TEXT PROVIDED>
BEGIN

THE NOTE: Rudy, Mitt Rumble on Fred's Night
Thompson has a great seat for the fight that matters - - Rudy vs. Mitt
October 10, 2007 — -- That wasn't so hard, was it, Fred? Former senator Fred Thompson, R-Tenn., wasn't terrible, and maybe that was all he needed to be to exceed the ridiculously low expectations (and he can thank Dan Bartlett for keeping them low).
But Thompson also didn't seem like he needed to be on stage last night, and that may be a more worrisome sign for him and his supporters. Amid all those optimistic guys, talking up everything and everyone except taxes and Sen. Hillary Rodham Clinton, Thompson had a really good podium position to watch what's fast becoming the main event in the GOP nomination fight.
Either Thompson was right to stay away for as long as he did -- since not even a TV star looks larger than life on a stage stuffed with white men -- or he's a bystander in the tussle that's shaping the Republican race for president (for better for worse). Notwithstanding the awakening of his oppo-research team (welcome to the game, guys), Thompson "largely watched from the sidelines as rivals Mitt Romney and Rudolph W. Giuliani clashed over who can return the party to its fiscally conservative roots," Michael Finnegan and Janet Hook write in the Los Angeles Times.
The spat between the two blue-state some-time moderates -- Romney, R-Mass., and Giuliani, R-N.Y. -- "spilled from the campaign trail onto the stage, with each accusing the other of failing to keep taxes low and to control spending," Michael Shear and Dan Balz report in The Washington Post. Giuliani won the round: His zinger, "I led. He lagged," beats Romney's "It's baloney." (And Romney -- enjoying home-field advantage in Michigan -- has to know the last thing a Republican wants to hear is that the president is going to check with his lawyers before responding to a nuclear threat.)
"Their increasingly fierce confrontation is starting to dominate the race for their party's nomination," Adam Nagourney and Marc Santora write in The New York Times. Both men offered enough statistics to fill the CNBC ticker, and the battle continued in reporters' e-mail inboxes. "Most of all, they clashed over a line-item veto that Mr. Romney said was essential to reducing spending in Washington and that Mr. Giuliani challenged successfully in the Supreme Court." (And Giuliani was unwavering in defending Joe Torre -- splitting the Yankee-fan vote.)
As for Thompson, he didn't stink, but he didn't dazzle, either. He seemed not to realize that the Michigan economy is in shambles, and that three-second pause early on in a question about whether a recession is coming was about two seconds shy of going from "something's caught in his throat" to "wow, this man is silent on stage." But he recovered, even passing the prime-minister-of-Canada pop quiz, and -- considering that any gaffe could have been fatal -- he seemed to have done his homework.

END

PROVIDED DATA>
BEGIN

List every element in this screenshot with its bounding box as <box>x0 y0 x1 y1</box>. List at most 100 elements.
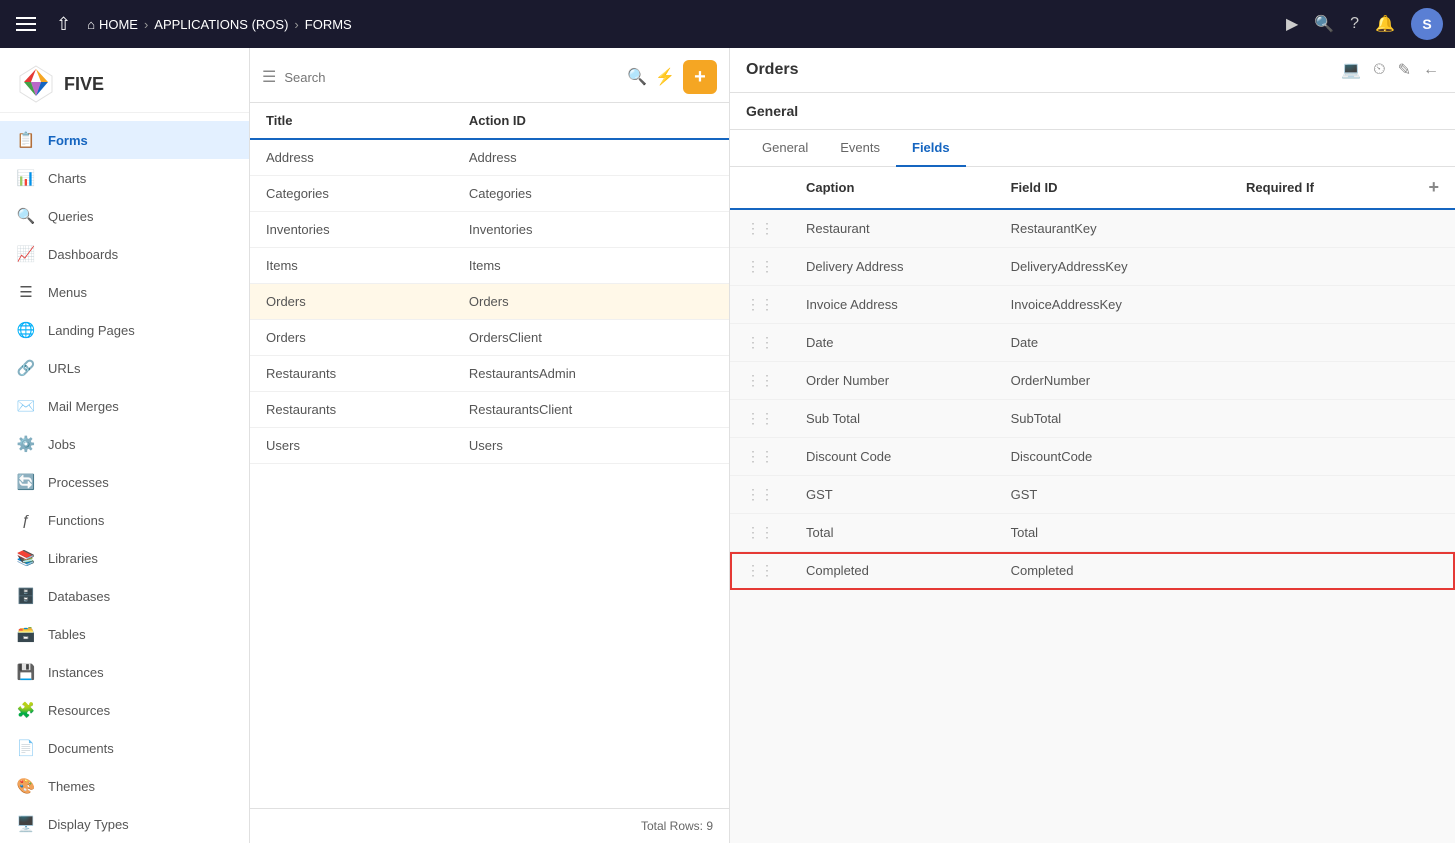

END

SHORT PROBLEM 1>
In the debate column, why might Thompson have been right to stay away for as long as he did?
SHORT PROBLEM 2>
Condense the paragraph of the debate column that begins "As for Thompson, he didn't stink" into a short bulleted list that keeps its main points.
SHORT PROBLEM 3>
From the debate column, extract the passage from "But Thompson also" to "GOP nomination fight." word for word.

WRITTEN REPLY 1>
Staying away may have been right because, as the column puts it, not even a TV star looks larger than life on a stage stuffed with white men.

WRITTEN REPLY 2>
- Thompson neither stank nor dazzled.
- He seemed not to realize that the Michigan economy is in shambles.
- He paused for three seconds early on when asked whether a recession is coming.
- He recovered and passed the prime-minister-of-Canada pop quiz.
- Since any gaffe could have been fatal, he seemed to have done his homework.

WRITTEN REPLY 3>
But Thompson also didn't seem like he needed to be on stage last night, and that may be a more worrisome sign for him and his supporters. Amid all those optimistic guys, talking up everything and everyone except taxes and Sen. Hillary Rodham Clinton, Thompson had a really good podium position to watch what's fast becoming the main event in the GOP nomination fight.